» **STATED PROBLEM**:
Copy the records below exactly, leaving out every picture.

» **SUPPLIED MATERIAL**:
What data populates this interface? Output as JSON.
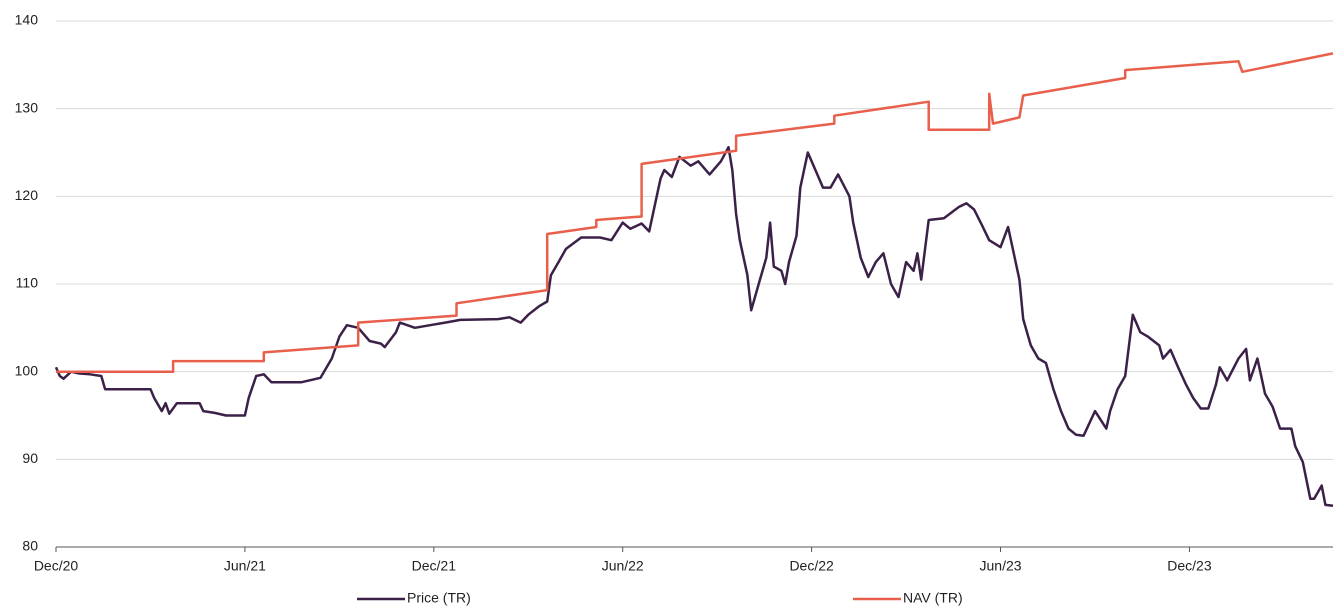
{
  "chart_data": {
    "type": "line",
    "xlim": [
      2020.92,
      2024.3
    ],
    "xticks": [
      {
        "value": 2020.92,
        "label": "Dec/20"
      },
      {
        "value": 2021.42,
        "label": "Jun/21"
      },
      {
        "value": 2021.92,
        "label": "Dec/21"
      },
      {
        "value": 2022.42,
        "label": "Jun/22"
      },
      {
        "value": 2022.92,
        "label": "Dec/22"
      },
      {
        "value": 2023.42,
        "label": "Jun/23"
      },
      {
        "value": 2023.92,
        "label": "Dec/23"
      }
    ],
    "ylim": [
      80,
      140
    ],
    "yticks": [
      80,
      90,
      100,
      110,
      120,
      130,
      140
    ],
    "grid": true,
    "series": [
      {
        "name": "Price (TR)",
        "color": "#3b2148",
        "x": [
          2020.92,
          2020.93,
          2020.94,
          2020.96,
          2020.98,
          2021.01,
          2021.04,
          2021.05,
          2021.09,
          2021.17,
          2021.18,
          2021.2,
          2021.21,
          2021.22,
          2021.24,
          2021.3,
          2021.31,
          2021.34,
          2021.37,
          2021.42,
          2021.43,
          2021.45,
          2021.47,
          2021.49,
          2021.57,
          2021.62,
          2021.65,
          2021.67,
          2021.69,
          2021.72,
          2021.75,
          2021.78,
          2021.79,
          2021.82,
          2021.83,
          2021.87,
          2021.91,
          2021.95,
          2021.99,
          2022.09,
          2022.12,
          2022.15,
          2022.17,
          2022.2,
          2022.22,
          2022.23,
          2022.25,
          2022.27,
          2022.31,
          2022.36,
          2022.39,
          2022.42,
          2022.44,
          2022.47,
          2022.49,
          2022.52,
          2022.53,
          2022.55,
          2022.57,
          2022.6,
          2022.62,
          2022.65,
          2022.68,
          2022.7,
          2022.71,
          2022.72,
          2022.73,
          2022.75,
          2022.76,
          2022.78,
          2022.8,
          2022.81,
          2022.82,
          2022.84,
          2022.85,
          2022.86,
          2022.88,
          2022.89,
          2022.91,
          2022.93,
          2022.95,
          2022.97,
          2022.99,
          2023.02,
          2023.03,
          2023.05,
          2023.07,
          2023.09,
          2023.11,
          2023.13,
          2023.15,
          2023.17,
          2023.19,
          2023.2,
          2023.21,
          2023.23,
          2023.27,
          2023.31,
          2023.33,
          2023.35,
          2023.37,
          2023.39,
          2023.42,
          2023.44,
          2023.47,
          2023.48,
          2023.5,
          2023.52,
          2023.54,
          2023.56,
          2023.58,
          2023.6,
          2023.62,
          2023.64,
          2023.67,
          2023.7,
          2023.71,
          2023.73,
          2023.75,
          2023.77,
          2023.79,
          2023.81,
          2023.84,
          2023.85,
          2023.87,
          2023.89,
          2023.91,
          2023.93,
          2023.95,
          2023.97,
          2023.99,
          2024.0,
          2024.02,
          2024.05,
          2024.07,
          2024.08,
          2024.1,
          2024.12,
          2024.14,
          2024.16,
          2024.19,
          2024.2,
          2024.22,
          2024.24,
          2024.25,
          2024.27,
          2024.28,
          2024.3
        ],
        "values": [
          100.5,
          99.5,
          99.2,
          100,
          99.8,
          99.7,
          99.5,
          98,
          98,
          98,
          97,
          95.5,
          96.4,
          95.2,
          96.4,
          96.4,
          95.5,
          95.3,
          95,
          95,
          97,
          99.5,
          99.7,
          98.8,
          98.8,
          99.3,
          101.5,
          104,
          105.3,
          105,
          103.5,
          103.2,
          102.8,
          104.5,
          105.6,
          105,
          105.3,
          105.6,
          105.9,
          106,
          106.2,
          105.6,
          106.5,
          107.5,
          108,
          111,
          112.5,
          114,
          115.3,
          115.3,
          115,
          117,
          116.3,
          116.9,
          116,
          122,
          123,
          122.2,
          124.5,
          123.5,
          124,
          122.5,
          124,
          125.6,
          123,
          118,
          115,
          111,
          107,
          110,
          113,
          117,
          112,
          111.5,
          110,
          112.5,
          115.5,
          121,
          125,
          123,
          121,
          121,
          122.5,
          120,
          117,
          113,
          110.8,
          112.5,
          113.5,
          110,
          108.5,
          112.5,
          111.5,
          113.5,
          110.5,
          117.3,
          117.5,
          118.8,
          119.2,
          118.5,
          116.8,
          115,
          114.2,
          116.5,
          110.5,
          106,
          103,
          101.5,
          101,
          98,
          95.5,
          93.5,
          92.8,
          92.7,
          95.5,
          93.5,
          95.5,
          98,
          99.5,
          106.5,
          104.5,
          104,
          103,
          101.5,
          102.5,
          100.5,
          98.6,
          97,
          95.8,
          95.8,
          98.5,
          100.5,
          99,
          101.5,
          102.6,
          99,
          101.5,
          97.5,
          96,
          93.5,
          93.5,
          91.5,
          89.7,
          85.5,
          85.5,
          87,
          84.8,
          84.7
        ]
      },
      {
        "name": "NAV (TR)",
        "color": "#e8604c",
        "x": [
          2020.92,
          2021.23,
          2021.23,
          2021.47,
          2021.47,
          2021.72,
          2021.72,
          2021.98,
          2021.98,
          2022.22,
          2022.22,
          2022.35,
          2022.35,
          2022.47,
          2022.47,
          2022.72,
          2022.72,
          2022.98,
          2022.98,
          2023.23,
          2023.23,
          2023.39,
          2023.39,
          2023.4,
          2023.47,
          2023.48,
          2023.75,
          2023.75,
          2024.05,
          2024.06,
          2024.3
        ],
        "values": [
          100,
          100,
          101.2,
          101.2,
          102.2,
          103,
          105.6,
          106.4,
          107.8,
          109.3,
          115.7,
          116.5,
          117.3,
          117.7,
          123.7,
          125.2,
          126.9,
          128.3,
          129.2,
          130.8,
          127.6,
          127.6,
          131.7,
          128.3,
          129,
          131.5,
          133.5,
          134.4,
          135.4,
          134.2,
          136.3
        ]
      }
    ]
  }
}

» **RIGHT ANSWER**:
What data populates this interface? Output as JSON.
{
  "chart_data": {
    "type": "line",
    "xlim": [
      2020.92,
      2024.3
    ],
    "xticks": [
      {
        "value": 2020.92,
        "label": "Dec/20"
      },
      {
        "value": 2021.42,
        "label": "Jun/21"
      },
      {
        "value": 2021.92,
        "label": "Dec/21"
      },
      {
        "value": 2022.42,
        "label": "Jun/22"
      },
      {
        "value": 2022.92,
        "label": "Dec/22"
      },
      {
        "value": 2023.42,
        "label": "Jun/23"
      },
      {
        "value": 2023.92,
        "label": "Dec/23"
      }
    ],
    "ylim": [
      80,
      140
    ],
    "yticks": [
      80,
      90,
      100,
      110,
      120,
      130,
      140
    ],
    "grid": true,
    "series": [
      {
        "name": "Price (TR)",
        "color": "#3b2148",
        "x": [
          2020.92,
          2020.93,
          2020.94,
          2020.96,
          2020.98,
          2021.01,
          2021.04,
          2021.05,
          2021.09,
          2021.17,
          2021.18,
          2021.2,
          2021.21,
          2021.22,
          2021.24,
          2021.3,
          2021.31,
          2021.34,
          2021.37,
          2021.42,
          2021.43,
          2021.45,
          2021.47,
          2021.49,
          2021.57,
          2021.62,
          2021.65,
          2021.67,
          2021.69,
          2021.72,
          2021.75,
          2021.78,
          2021.79,
          2021.82,
          2021.83,
          2021.87,
          2021.91,
          2021.95,
          2021.99,
          2022.09,
          2022.12,
          2022.15,
          2022.17,
          2022.2,
          2022.22,
          2022.23,
          2022.25,
          2022.27,
          2022.31,
          2022.36,
          2022.39,
          2022.42,
          2022.44,
          2022.47,
          2022.49,
          2022.52,
          2022.53,
          2022.55,
          2022.57,
          2022.6,
          2022.62,
          2022.65,
          2022.68,
          2022.7,
          2022.71,
          2022.72,
          2022.73,
          2022.75,
          2022.76,
          2022.78,
          2022.8,
          2022.81,
          2022.82,
          2022.84,
          2022.85,
          2022.86,
          2022.88,
          2022.89,
          2022.91,
          2022.93,
          2022.95,
          2022.97,
          2022.99,
          2023.02,
          2023.03,
          2023.05,
          2023.07,
          2023.09,
          2023.11,
          2023.13,
          2023.15,
          2023.17,
          2023.19,
          2023.2,
          2023.21,
          2023.23,
          2023.27,
          2023.31,
          2023.33,
          2023.35,
          2023.37,
          2023.39,
          2023.42,
          2023.44,
          2023.47,
          2023.48,
          2023.5,
          2023.52,
          2023.54,
          2023.56,
          2023.58,
          2023.6,
          2023.62,
          2023.64,
          2023.67,
          2023.7,
          2023.71,
          2023.73,
          2023.75,
          2023.77,
          2023.79,
          2023.81,
          2023.84,
          2023.85,
          2023.87,
          2023.89,
          2023.91,
          2023.93,
          2023.95,
          2023.97,
          2023.99,
          2024.0,
          2024.02,
          2024.05,
          2024.07,
          2024.08,
          2024.1,
          2024.12,
          2024.14,
          2024.16,
          2024.19,
          2024.2,
          2024.22,
          2024.24,
          2024.25,
          2024.27,
          2024.28,
          2024.3
        ],
        "values": [
          100.5,
          99.5,
          99.2,
          100,
          99.8,
          99.7,
          99.5,
          98,
          98,
          98,
          97,
          95.5,
          96.4,
          95.2,
          96.4,
          96.4,
          95.5,
          95.3,
          95,
          95,
          97,
          99.5,
          99.7,
          98.8,
          98.8,
          99.3,
          101.5,
          104,
          105.3,
          105,
          103.5,
          103.2,
          102.8,
          104.5,
          105.6,
          105,
          105.3,
          105.6,
          105.9,
          106,
          106.2,
          105.6,
          106.5,
          107.5,
          108,
          111,
          112.5,
          114,
          115.3,
          115.3,
          115,
          117,
          116.3,
          116.9,
          116,
          122,
          123,
          122.2,
          124.5,
          123.5,
          124,
          122.5,
          124,
          125.6,
          123,
          118,
          115,
          111,
          107,
          110,
          113,
          117,
          112,
          111.5,
          110,
          112.5,
          115.5,
          121,
          125,
          123,
          121,
          121,
          122.5,
          120,
          117,
          113,
          110.8,
          112.5,
          113.5,
          110,
          108.5,
          112.5,
          111.5,
          113.5,
          110.5,
          117.3,
          117.5,
          118.8,
          119.2,
          118.5,
          116.8,
          115,
          114.2,
          116.5,
          110.5,
          106,
          103,
          101.5,
          101,
          98,
          95.5,
          93.5,
          92.8,
          92.7,
          95.5,
          93.5,
          95.5,
          98,
          99.5,
          106.5,
          104.5,
          104,
          103,
          101.5,
          102.5,
          100.5,
          98.6,
          97,
          95.8,
          95.8,
          98.5,
          100.5,
          99,
          101.5,
          102.6,
          99,
          101.5,
          97.5,
          96,
          93.5,
          93.5,
          91.5,
          89.7,
          85.5,
          85.5,
          87,
          84.8,
          84.7
        ]
      },
      {
        "name": "NAV (TR)",
        "color": "#e8604c",
        "x": [
          2020.92,
          2021.23,
          2021.23,
          2021.47,
          2021.47,
          2021.72,
          2021.72,
          2021.98,
          2021.98,
          2022.22,
          2022.22,
          2022.35,
          2022.35,
          2022.47,
          2022.47,
          2022.72,
          2022.72,
          2022.98,
          2022.98,
          2023.23,
          2023.23,
          2023.39,
          2023.39,
          2023.4,
          2023.47,
          2023.48,
          2023.75,
          2023.75,
          2024.05,
          2024.06,
          2024.3
        ],
        "values": [
          100,
          100,
          101.2,
          101.2,
          102.2,
          103,
          105.6,
          106.4,
          107.8,
          109.3,
          115.7,
          116.5,
          117.3,
          117.7,
          123.7,
          125.2,
          126.9,
          128.3,
          129.2,
          130.8,
          127.6,
          127.6,
          131.7,
          128.3,
          129,
          131.5,
          133.5,
          134.4,
          135.4,
          134.2,
          136.3
        ]
      }
    ]
  }
}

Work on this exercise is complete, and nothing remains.